Your instructions
Entries follow. Set all of them down as they stand.

(Data records)
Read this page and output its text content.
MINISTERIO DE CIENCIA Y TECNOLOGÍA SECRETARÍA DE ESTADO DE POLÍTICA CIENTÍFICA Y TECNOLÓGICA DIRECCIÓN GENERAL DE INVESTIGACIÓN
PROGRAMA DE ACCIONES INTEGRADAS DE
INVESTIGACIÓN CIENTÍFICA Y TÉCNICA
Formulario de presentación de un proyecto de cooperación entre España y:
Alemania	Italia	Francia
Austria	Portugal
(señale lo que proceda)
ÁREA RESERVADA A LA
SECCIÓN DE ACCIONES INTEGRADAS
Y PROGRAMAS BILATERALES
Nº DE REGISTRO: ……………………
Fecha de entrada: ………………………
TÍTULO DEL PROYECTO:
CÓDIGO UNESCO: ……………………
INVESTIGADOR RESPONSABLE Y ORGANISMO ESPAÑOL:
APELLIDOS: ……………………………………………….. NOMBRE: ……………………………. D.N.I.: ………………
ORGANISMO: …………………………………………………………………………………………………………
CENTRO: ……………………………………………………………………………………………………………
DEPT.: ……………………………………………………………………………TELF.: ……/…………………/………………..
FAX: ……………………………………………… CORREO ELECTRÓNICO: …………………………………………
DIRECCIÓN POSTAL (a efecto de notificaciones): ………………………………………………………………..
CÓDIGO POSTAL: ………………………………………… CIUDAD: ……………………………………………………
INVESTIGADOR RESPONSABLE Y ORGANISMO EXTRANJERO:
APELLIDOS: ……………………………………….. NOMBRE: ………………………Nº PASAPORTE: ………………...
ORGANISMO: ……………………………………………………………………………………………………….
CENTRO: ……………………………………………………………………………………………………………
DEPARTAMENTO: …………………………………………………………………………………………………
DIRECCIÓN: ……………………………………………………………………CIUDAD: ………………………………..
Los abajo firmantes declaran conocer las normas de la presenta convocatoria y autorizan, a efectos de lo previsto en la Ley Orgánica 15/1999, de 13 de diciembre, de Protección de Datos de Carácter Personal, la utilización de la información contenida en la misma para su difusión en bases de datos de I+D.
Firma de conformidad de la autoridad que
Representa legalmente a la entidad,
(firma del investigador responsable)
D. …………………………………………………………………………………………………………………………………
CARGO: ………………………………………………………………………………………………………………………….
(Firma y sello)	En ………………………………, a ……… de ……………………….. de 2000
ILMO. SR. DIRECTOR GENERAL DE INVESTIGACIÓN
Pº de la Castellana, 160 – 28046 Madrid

Response to this task
Read this page and output its text content.
MINISTERIO DE CIENCIA Y TECNOLOGÍA SECRETARÍA DE ESTADO DE POLÍTICA CIENTÍFICA Y TECNOLÓGICA DIRECCIÓN GENERAL DE INVESTIGACIÓN
PROGRAMA DE ACCIONES INTEGRADAS DE
INVESTIGACIÓN CIENTÍFICA Y TÉCNICA
Formulario de presentación de un proyecto de cooperación entre España y:
Alemania	Italia	Francia
Austria	Portugal
(señale lo que proceda)
ÁREA RESERVADA A LA
SECCIÓN DE ACCIONES INTEGRADAS
Y PROGRAMAS BILATERALES
Nº DE REGISTRO: ……………………
Fecha de entrada: ………………………
TÍTULO DEL PROYECTO:
CÓDIGO UNESCO: ……………………
INVESTIGADOR RESPONSABLE Y ORGANISMO ESPAÑOL:
APELLIDOS: ……………………………………………….. NOMBRE: ……………………………. D.N.I.: ………………
ORGANISMO: …………………………………………………………………………………………………………
CENTRO: ……………………………………………………………………………………………………………
DEPT.: ……………………………………………………………………………TELF.: ……/…………………/………………..
FAX: ……………………………………………… CORREO ELECTRÓNICO: …………………………………………
DIRECCIÓN POSTAL (a efecto de notificaciones): ………………………………………………………………..
CÓDIGO POSTAL: ………………………………………… CIUDAD: ……………………………………………………
INVESTIGADOR RESPONSABLE Y ORGANISMO EXTRANJERO:
APELLIDOS: ……………………………………….. NOMBRE: ………………………Nº PASAPORTE: ………………...
ORGANISMO: ……………………………………………………………………………………………………….
CENTRO: ……………………………………………………………………………………………………………
DEPARTAMENTO: …………………………………………………………………………………………………
DIRECCIÓN: ……………………………………………………………………CIUDAD: ………………………………..
Los abajo firmantes declaran conocer las normas de la presenta convocatoria y autorizan, a efectos de lo previsto en la Ley Orgánica 15/1999, de 13 de diciembre, de Protección de Datos de Carácter Personal, la utilización de la información contenida en la misma para su difusión en bases de datos de I+D.
Firma de conformidad de la autoridad que
Representa legalmente a la entidad,
(firma del investigador responsable)
D. …………………………………………………………………………………………………………………………………
CARGO: ………………………………………………………………………………………………………………………….
(Firma y sello)	En ………………………………, a ……… de ……………………….. de 2000
ILMO. SR. DIRECTOR GENERAL DE INVESTIGACIÓN
Pº de la Castellana, 160 – 28046 Madrid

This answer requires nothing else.